Old Andado Station

We were told by a traveller at Dalhousie that the road up to Old Andado was really good and they had gone at 70-80kms an hour but you could go even faster. There are two ways to Old Andado, one is up the Binns Track, the other is via Charlotte Waters and New Crown. One is longer in kms and one has large sections of bull dust, lots of them. Only one of them allows you to get over 60kms hrs. We did both.

The Binns track has large sections of bull dust like we have never seen before, we could see in the mirrors the amount of bull dust being dumped on the Ute, the road does improve in the second half but is still very dusty. When we got to Old Andado and opened the back doors and saw the red dust sitting on the fridge and other areas we decided we would go back the longer route. Just as well we like to take different routes when we can.

The camping area was pretty dusty so we elected not to camp here. There are several fire pits and a camp kitchen. But for those interested it was $10 pp and that included hot showers. You can also pay just to have a shower.

As you approach the front gate of the house there is an information board that starts of saying “Imagine living in a house with no closed in veranda’s, no windows, no flyscreen and no doors. The temperatures in summer can escalate to over 50 degrees …… no plumbing, no power, kerosene lanterns for lighting and fridge’s, wood stove cooked the food and boiled the water ” There is no doubt the conditions were harsh, when Kate was younger living with her parents we lived in the bush and built a house out of flitches that had no windows, doors, flyscreens, no plumbing, we used kerosene lanterns and even had a kerosene fridge, we also had a wood stove that we cooked on and heated the water. The wind used to howl through the windows over our beds. Thankfully we didn’t have the 50 degree heat, or the dry conditions, we did have the snakes and mice.

The difference between Old Andado and other old places we have seen is this place is not set up like a museum, this is someone’s home, who just walked out and left it the way it was for others to see and appreciate the way life was. Donations are asked for and if you do visit I think you will find you are more than happy to donate a few dollars to help keep the place going. It was very interesting and bigger than we expected.
---*---
Tasks and exercises:
a) List every feature that the information board quoted in the Old Andado Station text says the house had no.
b) Extend the Old Andado Station account, picking up after its last sentence.
---*---
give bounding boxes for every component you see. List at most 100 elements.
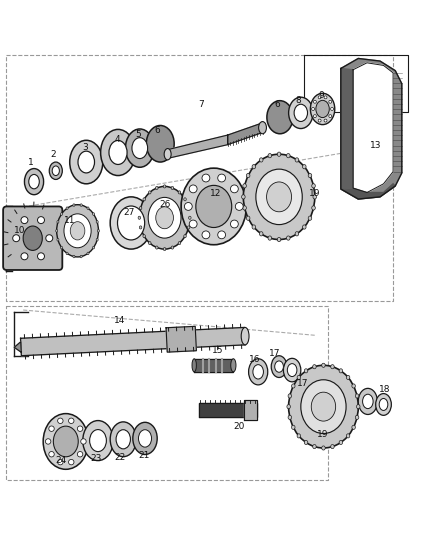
Circle shape: [311, 108, 314, 110]
Ellipse shape: [243, 206, 246, 210]
Ellipse shape: [277, 237, 281, 241]
Ellipse shape: [96, 221, 98, 223]
Ellipse shape: [116, 430, 131, 449]
Text: 27: 27: [123, 207, 134, 216]
Ellipse shape: [73, 204, 75, 206]
Ellipse shape: [312, 206, 315, 210]
Ellipse shape: [156, 207, 173, 229]
Ellipse shape: [23, 226, 42, 251]
Ellipse shape: [60, 213, 63, 215]
Ellipse shape: [148, 241, 151, 245]
Ellipse shape: [87, 252, 89, 255]
Ellipse shape: [57, 238, 59, 241]
Ellipse shape: [246, 216, 250, 220]
Ellipse shape: [139, 187, 190, 249]
Ellipse shape: [171, 246, 173, 249]
Circle shape: [218, 174, 226, 182]
Ellipse shape: [295, 158, 299, 162]
Circle shape: [49, 426, 54, 431]
Circle shape: [314, 115, 316, 118]
Ellipse shape: [339, 440, 343, 445]
Ellipse shape: [355, 394, 359, 398]
Text: 8: 8: [295, 96, 301, 105]
Circle shape: [68, 459, 74, 465]
Ellipse shape: [83, 421, 113, 461]
Circle shape: [218, 231, 226, 239]
Ellipse shape: [268, 236, 272, 240]
Text: 23: 23: [91, 454, 102, 463]
Ellipse shape: [331, 365, 334, 369]
Ellipse shape: [70, 140, 103, 184]
Ellipse shape: [49, 162, 62, 180]
Circle shape: [314, 100, 316, 103]
Circle shape: [331, 108, 334, 110]
Ellipse shape: [301, 380, 346, 433]
Ellipse shape: [184, 235, 186, 238]
Ellipse shape: [241, 327, 249, 345]
Ellipse shape: [178, 241, 181, 245]
Ellipse shape: [70, 222, 85, 240]
Ellipse shape: [313, 445, 316, 449]
Ellipse shape: [312, 184, 315, 188]
Ellipse shape: [322, 363, 325, 367]
Ellipse shape: [288, 415, 292, 419]
Ellipse shape: [352, 425, 355, 430]
Ellipse shape: [187, 226, 190, 229]
Circle shape: [324, 96, 327, 99]
Ellipse shape: [253, 365, 263, 379]
Ellipse shape: [97, 230, 99, 232]
Ellipse shape: [287, 364, 297, 376]
Ellipse shape: [109, 141, 127, 165]
Ellipse shape: [355, 415, 359, 419]
Text: 5: 5: [136, 130, 141, 139]
Ellipse shape: [242, 195, 245, 199]
Text: 17: 17: [297, 378, 309, 387]
Ellipse shape: [304, 440, 308, 445]
Ellipse shape: [267, 101, 293, 134]
Ellipse shape: [138, 430, 152, 447]
Circle shape: [329, 100, 332, 103]
Ellipse shape: [90, 430, 106, 451]
Text: 18: 18: [378, 385, 390, 394]
Ellipse shape: [322, 446, 325, 450]
Ellipse shape: [66, 252, 68, 255]
Text: 6: 6: [154, 126, 160, 135]
Ellipse shape: [148, 191, 151, 194]
Text: 2: 2: [50, 150, 56, 159]
Text: 3: 3: [82, 143, 88, 152]
Circle shape: [46, 439, 51, 444]
Ellipse shape: [155, 187, 158, 190]
Ellipse shape: [311, 93, 335, 125]
Ellipse shape: [308, 173, 312, 177]
Ellipse shape: [288, 394, 292, 398]
Ellipse shape: [289, 365, 358, 448]
Circle shape: [21, 253, 28, 260]
Ellipse shape: [66, 207, 68, 209]
Ellipse shape: [231, 359, 236, 372]
Circle shape: [202, 174, 210, 182]
Circle shape: [202, 231, 210, 239]
Ellipse shape: [64, 214, 91, 248]
Ellipse shape: [25, 168, 44, 195]
Circle shape: [81, 439, 86, 444]
Ellipse shape: [304, 369, 308, 373]
Polygon shape: [194, 359, 233, 372]
Ellipse shape: [295, 232, 299, 236]
Ellipse shape: [292, 384, 295, 388]
Circle shape: [68, 418, 74, 424]
Text: 17: 17: [269, 349, 280, 358]
Ellipse shape: [339, 369, 343, 373]
Ellipse shape: [313, 365, 316, 369]
Polygon shape: [341, 68, 353, 189]
Ellipse shape: [189, 216, 191, 219]
Ellipse shape: [43, 414, 88, 470]
Ellipse shape: [289, 97, 313, 128]
Ellipse shape: [267, 182, 292, 212]
Circle shape: [318, 119, 321, 122]
Ellipse shape: [171, 187, 173, 190]
Circle shape: [38, 216, 45, 224]
Polygon shape: [341, 59, 402, 199]
Ellipse shape: [143, 198, 145, 201]
Ellipse shape: [346, 434, 350, 438]
Ellipse shape: [73, 255, 75, 258]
---*---
Answers per task:
a) closed in verandas, windows, flyscreen, doors, plumbing, power

b)
Anotherr traveller who knew Molly personally told us a few fascinating stories about Molly, one was how she started off training as a nurse and due to ill health at the time had to stop her nursing. She so wished to be a nurse. Another story was Molly opened the kitchen cupboard one day to find a brown snake in there. She got the shot gun and shot the snake putting a hole in the back of the cupboard. When Molly and her husband first built the place they had a bad sand storm and ended up with meters of high sand in the house they had to cart out with wheelbarrows. The caretaker is also filled with stories about Molly. Molly sounded like a read character.

The road through New Crown was a better road, through several closed gates and cow paddocks. You could get a bit more speed up on this road, it was still dusty and a few areas of bull dust as most of the roads out this way are.

We decided to head back to Dalhousie and camp at the springs campground and then have a dip in the warm waters after tea, which we did and it was lovely.

Mt Dare Hotel

The word had obviously spread that coming the way we did was the better road to Mt Dare as there was a bit of traffic on it going both ways. The road was pretty good, apart from the last 10km to Mt Dare.

We filled up both tanks at Mt Dare, the guy had a grin on his face when we were filling up. Diesel was $2.17L we filled up with 113L, so $245 we travelled 871 km from Birdsville. Chris was thrilled at the fuel mileage we got.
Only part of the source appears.